INFORMATION SHOWN ▸
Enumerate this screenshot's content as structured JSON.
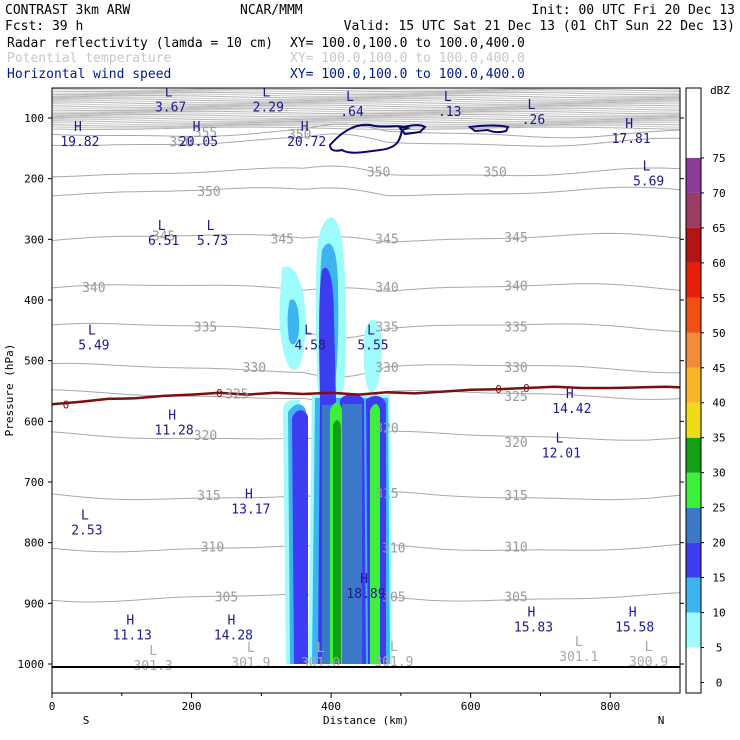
{
  "header": {
    "model": "CONTRAST  3km ARW",
    "org": "NCAR/MMM",
    "init": "Init: 00 UTC Fri 20 Dec 13",
    "fcst": "Fcst:   39 h",
    "valid": "Valid: 15 UTC Sat 21 Dec 13 (01 ChT Sun 22 Dec 13)",
    "fields": [
      {
        "name": "Radar reflectivity (lamda = 10 cm)",
        "xy": "XY= 100.0,100.0 to 100.0,400.0",
        "style": "dark"
      },
      {
        "name": "Potential temperature",
        "xy": "XY= 100.0,100.0 to 100.0,400.0",
        "style": "faint"
      },
      {
        "name": "Horizontal wind speed",
        "xy": "XY= 100.0,100.0 to 100.0,400.0",
        "style": "blue"
      }
    ]
  },
  "chart_data": {
    "type": "cross-section",
    "xlabel": "Distance (km)",
    "ylabel": "Pressure (hPa)",
    "xlim": [
      0,
      900
    ],
    "ylim": [
      1040,
      50
    ],
    "x_ticks": [
      "0",
      "200",
      "400",
      "600",
      "800"
    ],
    "y_ticks": [
      "100",
      "200",
      "300",
      "400",
      "500",
      "600",
      "700",
      "800",
      "900",
      "1000"
    ],
    "x_end_labels": {
      "left": "S",
      "right": "N"
    },
    "colorbar": {
      "unit": "dBZ",
      "levels": [
        "0",
        "5",
        "10",
        "15",
        "20",
        "25",
        "30",
        "35",
        "40",
        "45",
        "50",
        "55",
        "60",
        "65",
        "70",
        "75"
      ],
      "colors": [
        "#ffffff",
        "#9ffcfc",
        "#3cb4f0",
        "#3c3cf0",
        "#3c78c8",
        "#3cf03c",
        "#14a014",
        "#f0dc14",
        "#fcb428",
        "#f08c3c",
        "#f05014",
        "#e61e0a",
        "#b41414",
        "#9b3c64",
        "#8c3c9b",
        "#b478c8"
      ]
    },
    "theta_levels": [
      {
        "label": "355",
        "x": 220,
        "p": 125
      },
      {
        "label": "350",
        "x": 225,
        "p": 222
      },
      {
        "label": "345",
        "x": 330,
        "p": 300
      },
      {
        "label": "340",
        "x": 60,
        "p": 380
      },
      {
        "label": "335",
        "x": 220,
        "p": 445
      },
      {
        "label": "330",
        "x": 290,
        "p": 512
      },
      {
        "label": "325",
        "x": 265,
        "p": 556
      },
      {
        "label": "320",
        "x": 220,
        "p": 624
      },
      {
        "label": "315",
        "x": 225,
        "p": 723
      },
      {
        "label": "310",
        "x": 230,
        "p": 808
      },
      {
        "label": "305",
        "x": 250,
        "p": 890
      }
    ],
    "theta_repeat_labels": [
      {
        "label": "345",
        "x": 160,
        "p": 295
      },
      {
        "label": "350",
        "x": 635,
        "p": 190
      },
      {
        "label": "345",
        "x": 665,
        "p": 298
      },
      {
        "label": "340",
        "x": 665,
        "p": 378
      },
      {
        "label": "335",
        "x": 665,
        "p": 445
      },
      {
        "label": "330",
        "x": 665,
        "p": 512
      },
      {
        "label": "325",
        "x": 665,
        "p": 560
      },
      {
        "label": "320",
        "x": 665,
        "p": 636
      },
      {
        "label": "315",
        "x": 665,
        "p": 723
      },
      {
        "label": "310",
        "x": 665,
        "p": 808
      },
      {
        "label": "305",
        "x": 665,
        "p": 890
      },
      {
        "label": "350",
        "x": 468,
        "p": 190
      },
      {
        "label": "345",
        "x": 480,
        "p": 300
      },
      {
        "label": "340",
        "x": 480,
        "p": 380
      },
      {
        "label": "335",
        "x": 480,
        "p": 445
      },
      {
        "label": "330",
        "x": 480,
        "p": 512
      },
      {
        "label": "320",
        "x": 480,
        "p": 612
      },
      {
        "label": "315",
        "x": 480,
        "p": 720
      },
      {
        "label": "310",
        "x": 490,
        "p": 810
      },
      {
        "label": "305",
        "x": 490,
        "p": 890
      },
      {
        "label": "350",
        "x": 185,
        "p": 140
      },
      {
        "label": "350",
        "x": 355,
        "p": 128
      }
    ],
    "wind_extrema": [
      {
        "kind": "L",
        "value": "3.67",
        "x": 170,
        "p": 78
      },
      {
        "kind": "L",
        "value": "2.29",
        "x": 310,
        "p": 78
      },
      {
        "kind": "L",
        "value": ".64",
        "x": 430,
        "p": 85
      },
      {
        "kind": "L",
        "value": ".13",
        "x": 570,
        "p": 85
      },
      {
        "kind": "L",
        "value": ".26",
        "x": 690,
        "p": 98
      },
      {
        "kind": "H",
        "value": "19.82",
        "x": 40,
        "p": 135
      },
      {
        "kind": "H",
        "value": "20.05",
        "x": 210,
        "p": 135
      },
      {
        "kind": "H",
        "value": "20.72",
        "x": 365,
        "p": 135
      },
      {
        "kind": "H",
        "value": "17.81",
        "x": 830,
        "p": 130
      },
      {
        "kind": "L",
        "value": "5.69",
        "x": 855,
        "p": 200
      },
      {
        "kind": "L",
        "value": "6.51",
        "x": 160,
        "p": 298
      },
      {
        "kind": "L",
        "value": "5.73",
        "x": 230,
        "p": 298
      },
      {
        "kind": "L",
        "value": "5.49",
        "x": 60,
        "p": 470
      },
      {
        "kind": "L",
        "value": "4.58",
        "x": 370,
        "p": 470
      },
      {
        "kind": "L",
        "value": "5.55",
        "x": 460,
        "p": 470
      },
      {
        "kind": "H",
        "value": "14.42",
        "x": 745,
        "p": 575
      },
      {
        "kind": "H",
        "value": "11.28",
        "x": 175,
        "p": 610
      },
      {
        "kind": "L",
        "value": "12.01",
        "x": 730,
        "p": 648
      },
      {
        "kind": "H",
        "value": "13.17",
        "x": 285,
        "p": 740
      },
      {
        "kind": "L",
        "value": "2.53",
        "x": 50,
        "p": 775
      },
      {
        "kind": "H",
        "value": "18.89",
        "x": 450,
        "p": 880
      },
      {
        "kind": "H",
        "value": "11.13",
        "x": 115,
        "p": 948
      },
      {
        "kind": "H",
        "value": "14.28",
        "x": 260,
        "p": 948
      },
      {
        "kind": "H",
        "value": "15.83",
        "x": 690,
        "p": 935
      },
      {
        "kind": "H",
        "value": "15.58",
        "x": 835,
        "p": 935
      }
    ],
    "surface_theta_minima": [
      {
        "kind": "L",
        "value": "301.3",
        "x": 145,
        "p": 1005
      },
      {
        "kind": "L",
        "value": "301.9",
        "x": 285,
        "p": 1000
      },
      {
        "kind": "L",
        "value": "301.0",
        "x": 385,
        "p": 1000
      },
      {
        "kind": "L",
        "value": "301.9",
        "x": 490,
        "p": 998
      },
      {
        "kind": "L",
        "value": "301.1",
        "x": 755,
        "p": 990
      },
      {
        "kind": "L",
        "value": "300.9",
        "x": 855,
        "p": 998
      }
    ],
    "freezing_level": {
      "label": "0",
      "label_positions": [
        20,
        240,
        640,
        680
      ],
      "points": [
        [
          0,
          572
        ],
        [
          40,
          568
        ],
        [
          80,
          563
        ],
        [
          120,
          562
        ],
        [
          160,
          558
        ],
        [
          200,
          556
        ],
        [
          240,
          553
        ],
        [
          280,
          556
        ],
        [
          320,
          553
        ],
        [
          360,
          555
        ],
        [
          400,
          553
        ],
        [
          440,
          556
        ],
        [
          480,
          552
        ],
        [
          520,
          554
        ],
        [
          560,
          551
        ],
        [
          600,
          548
        ],
        [
          640,
          547
        ],
        [
          680,
          545
        ],
        [
          720,
          543
        ],
        [
          760,
          545
        ],
        [
          800,
          545
        ],
        [
          840,
          544
        ],
        [
          880,
          543
        ],
        [
          900,
          544
        ]
      ]
    }
  }
}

TASK DESCRIPTION ▸
Going through the entries above line by line, work out how many lines include the word "name". Only the number is required.

TASK SOLUTION ▸
3